Transcribe the entries that follow exactly as they appear, minus pictures.
Begin STORED ROWS
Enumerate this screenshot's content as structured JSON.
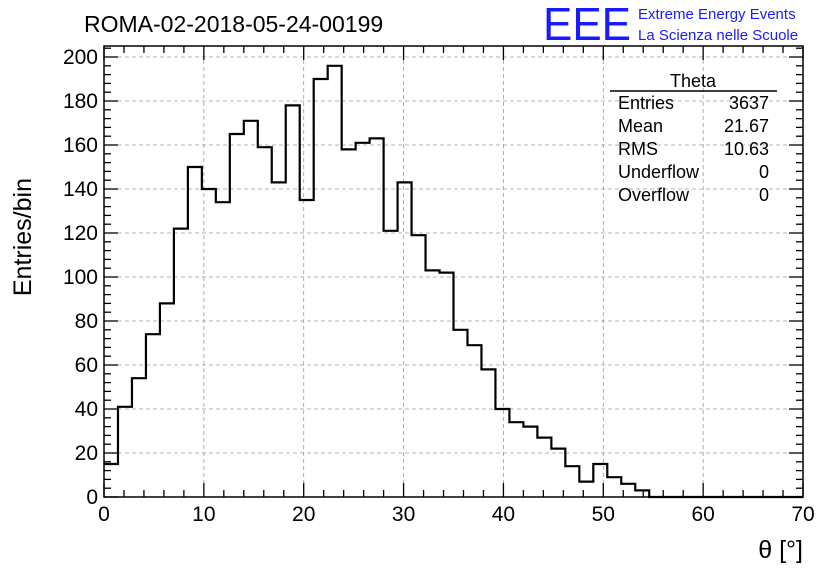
{
  "logo": {
    "mark": "EEE",
    "line1": "Extreme Energy Events",
    "line2": "La Scienza nelle Scuole",
    "color": "#1a1aff"
  },
  "stats": {
    "name": "Theta",
    "rows": [
      {
        "label": "Entries",
        "value": "3637"
      },
      {
        "label": "Mean",
        "value": "21.67"
      },
      {
        "label": "RMS",
        "value": "10.63"
      },
      {
        "label": "Underflow",
        "value": "0"
      },
      {
        "label": "Overflow",
        "value": "0"
      }
    ]
  },
  "chart_data": {
    "type": "bar",
    "style": "step-histogram",
    "title": "ROMA-02-2018-05-24-00199",
    "xlabel": "θ [°]",
    "ylabel": "Entries/bin",
    "xlim": [
      0,
      70
    ],
    "ylim": [
      0,
      205
    ],
    "xticks": [
      0,
      10,
      20,
      30,
      40,
      50,
      60,
      70
    ],
    "yticks": [
      0,
      20,
      40,
      60,
      80,
      100,
      120,
      140,
      160,
      180,
      200
    ],
    "grid": true,
    "bin_width": 1.4,
    "bin_edges_start": 0,
    "values": [
      15,
      41,
      54,
      74,
      88,
      122,
      150,
      140,
      134,
      165,
      171,
      159,
      143,
      178,
      135,
      190,
      196,
      158,
      161,
      163,
      121,
      143,
      119,
      103,
      102,
      76,
      69,
      58,
      40,
      34,
      32,
      27,
      22,
      14,
      7,
      15,
      9,
      6,
      3,
      0,
      0,
      0,
      0,
      0,
      0,
      0,
      0,
      0,
      0,
      0
    ],
    "line_color": "#000000"
  }
}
End STORED ROWS
> _EXERCISE RESULT_:
Enumerate this screenshot's content as structured JSON.
{
  "logo": {
    "mark": "EEE",
    "line1": "Extreme Energy Events",
    "line2": "La Scienza nelle Scuole",
    "color": "#1a1aff"
  },
  "stats": {
    "name": "Theta",
    "rows": [
      {
        "label": "Entries",
        "value": "3637"
      },
      {
        "label": "Mean",
        "value": "21.67"
      },
      {
        "label": "RMS",
        "value": "10.63"
      },
      {
        "label": "Underflow",
        "value": "0"
      },
      {
        "label": "Overflow",
        "value": "0"
      }
    ]
  },
  "chart_data": {
    "type": "bar",
    "style": "step-histogram",
    "title": "ROMA-02-2018-05-24-00199",
    "xlabel": "θ [°]",
    "ylabel": "Entries/bin",
    "xlim": [
      0,
      70
    ],
    "ylim": [
      0,
      205
    ],
    "xticks": [
      0,
      10,
      20,
      30,
      40,
      50,
      60,
      70
    ],
    "yticks": [
      0,
      20,
      40,
      60,
      80,
      100,
      120,
      140,
      160,
      180,
      200
    ],
    "grid": true,
    "bin_width": 1.4,
    "bin_edges_start": 0,
    "values": [
      15,
      41,
      54,
      74,
      88,
      122,
      150,
      140,
      134,
      165,
      171,
      159,
      143,
      178,
      135,
      190,
      196,
      158,
      161,
      163,
      121,
      143,
      119,
      103,
      102,
      76,
      69,
      58,
      40,
      34,
      32,
      27,
      22,
      14,
      7,
      15,
      9,
      6,
      3,
      0,
      0,
      0,
      0,
      0,
      0,
      0,
      0,
      0,
      0,
      0
    ],
    "line_color": "#000000"
  }
}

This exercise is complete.